Stated task
Find all lines in the listing that include the word "index", then copy them.

(Dataset records)
+ + + +

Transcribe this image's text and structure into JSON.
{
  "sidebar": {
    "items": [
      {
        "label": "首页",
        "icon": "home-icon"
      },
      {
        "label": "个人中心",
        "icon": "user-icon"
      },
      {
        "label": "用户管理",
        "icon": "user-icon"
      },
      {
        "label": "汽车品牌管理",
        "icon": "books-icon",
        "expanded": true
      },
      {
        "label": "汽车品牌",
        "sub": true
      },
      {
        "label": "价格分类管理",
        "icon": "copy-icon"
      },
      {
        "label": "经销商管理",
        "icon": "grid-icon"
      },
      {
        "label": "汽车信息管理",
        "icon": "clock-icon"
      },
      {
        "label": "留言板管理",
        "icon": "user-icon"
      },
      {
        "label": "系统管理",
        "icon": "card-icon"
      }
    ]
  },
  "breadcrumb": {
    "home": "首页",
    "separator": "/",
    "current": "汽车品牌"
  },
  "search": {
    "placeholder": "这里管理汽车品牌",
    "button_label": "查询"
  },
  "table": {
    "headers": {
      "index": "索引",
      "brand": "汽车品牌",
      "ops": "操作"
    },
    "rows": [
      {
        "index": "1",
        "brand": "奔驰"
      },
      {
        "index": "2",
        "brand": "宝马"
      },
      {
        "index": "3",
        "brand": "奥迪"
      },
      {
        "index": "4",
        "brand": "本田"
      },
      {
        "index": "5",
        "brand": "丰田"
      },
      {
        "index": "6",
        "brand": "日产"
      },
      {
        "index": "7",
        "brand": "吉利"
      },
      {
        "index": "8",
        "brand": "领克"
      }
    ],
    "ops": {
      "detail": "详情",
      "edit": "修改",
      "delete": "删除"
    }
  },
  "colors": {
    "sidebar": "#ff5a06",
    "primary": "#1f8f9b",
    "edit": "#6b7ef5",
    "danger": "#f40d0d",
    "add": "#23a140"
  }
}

+ + + +

Solution to this task
      "index": "索引",
        "index": "1",
        "index": "2",
        "index": "3",
        "index": "4",
        "index": "5",
        "index": "6",
        "index": "7",
        "index": "8",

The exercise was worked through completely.